> [JOB]: Write the count of lines that contain the word "据本题主题干的设问词" and nothing else.

> [DATA LISTING]:

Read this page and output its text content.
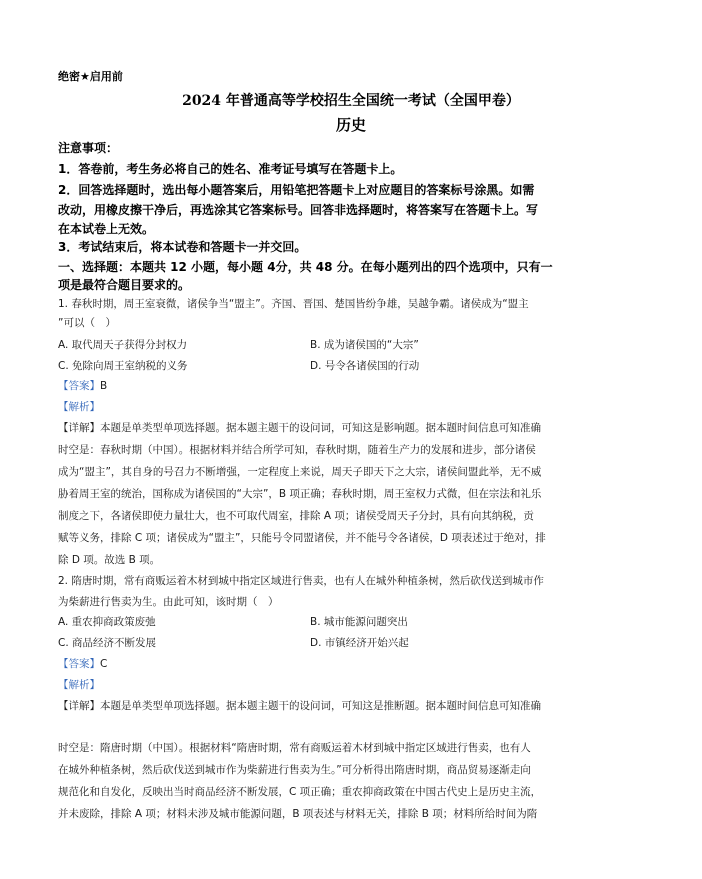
绝密★启用前
2024 年普通高等学校招生全国统一考试（全国甲卷）
历史
注意事项：
1．答卷前，考生务必将自己的姓名、准考证号填写在答题卡上。
2．回答选择题时，选出每小题答案后，用铅笔把答题卡上对应题目的答案标号涂黑。如需
改动，用橡皮擦干净后，再选涂其它答案标号。回答非选择题时，将答案写在答题卡上。写
在本试卷上无效。
3．考试结束后，将本试卷和答题卡一并交回。
一、选择题：本题共 12 小题，每小题 4分，共 48 分。在每小题列出的四个选项中，只有一
项是最符合题目要求的。
1. 春秋时期，周王室衰微，诸侯争当“盟主”。齐国、晋国、楚国皆纷争雄，吴越争霸。诸侯成为“盟主
”可以（　）
A. 取代周天子获得分封权力	B. 成为诸侯国的“大宗”
C. 免除向周王室纳税的义务	D. 号令各诸侯国的行动
【答案】B
【解析】
【详解】本题是单类型单项选择题。据本题主题干的设问词，可知这是影响题。据本题时间信息可知准确
时空是：春秋时期（中国）。根据材料并结合所学可知，春秋时期，随着生产力的发展和进步，部分诸侯
成为“盟主”，其自身的号召力不断增强，一定程度上来说，周天子即天下之大宗，诸侯间盟此举，无不威
胁着周王室的统治，国称成为诸侯国的“大宗”，B 项正确；春秋时期，周王室权力式微，但在宗法和礼乐
制度之下，各诸侯即使力量壮大，也不可取代周室，排除 A 项；诸侯受周天子分封，具有向其纳税，贡
赋等义务，排除 C 项；诸侯成为“盟主”，只能号令同盟诸侯，并不能号令各诸侯，D 项表述过于绝对，排
除 D 项。故选 B 项。
2. 隋唐时期，常有商贩运着木材到城中指定区域进行售卖，也有人在城外种植条树，然后砍伐送到城市作
为柴薪进行售卖为生。由此可知，该时期（　）
A. 重农抑商政策废弛	B. 城市能源问题突出
C. 商品经济不断发展	D. 市镇经济开始兴起
【答案】C
【解析】
【详解】本题是单类型单项选择题。据本题主题干的设问词，可知这是推断题。据本题时间信息可知准确
时空是：隋唐时期（中国）。根据材料“隋唐时期，常有商贩运着木材到城中指定区域进行售卖，也有人
在城外种植条树，然后砍伐送到城市作为柴薪进行售卖为生。”可分析得出隋唐时期，商品贸易逐渐走向
规范化和自发化，反映出当时商品经济不断发展，C 项正确；重农抑商政策在中国古代史上是历史主流，
并未废除，排除 A 项；材料未涉及城市能源问题，B 项表述与材料无关，排除 B 项；材料所给时间为隋
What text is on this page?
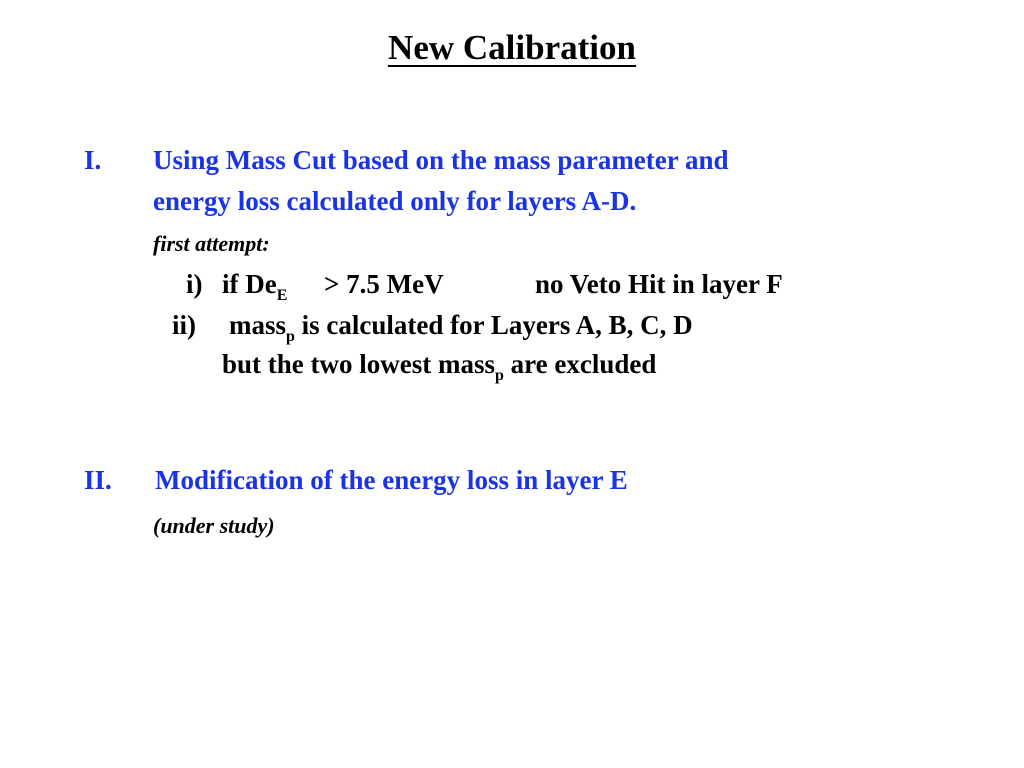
New Calibration
I. Using Mass Cut based on the mass parameter and
energy loss calculated only for layers A-D.
first attempt:
i) if $De_E > 7.5$ MeV	no Veto Hit in layer F
ii) mass$_p$ is calculated for Layers A, B, C, D
but the two lowest mass$_p$ are excluded
II. Modification of the energy loss in layer E
(under study)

> [ANSWER BELOW]: 2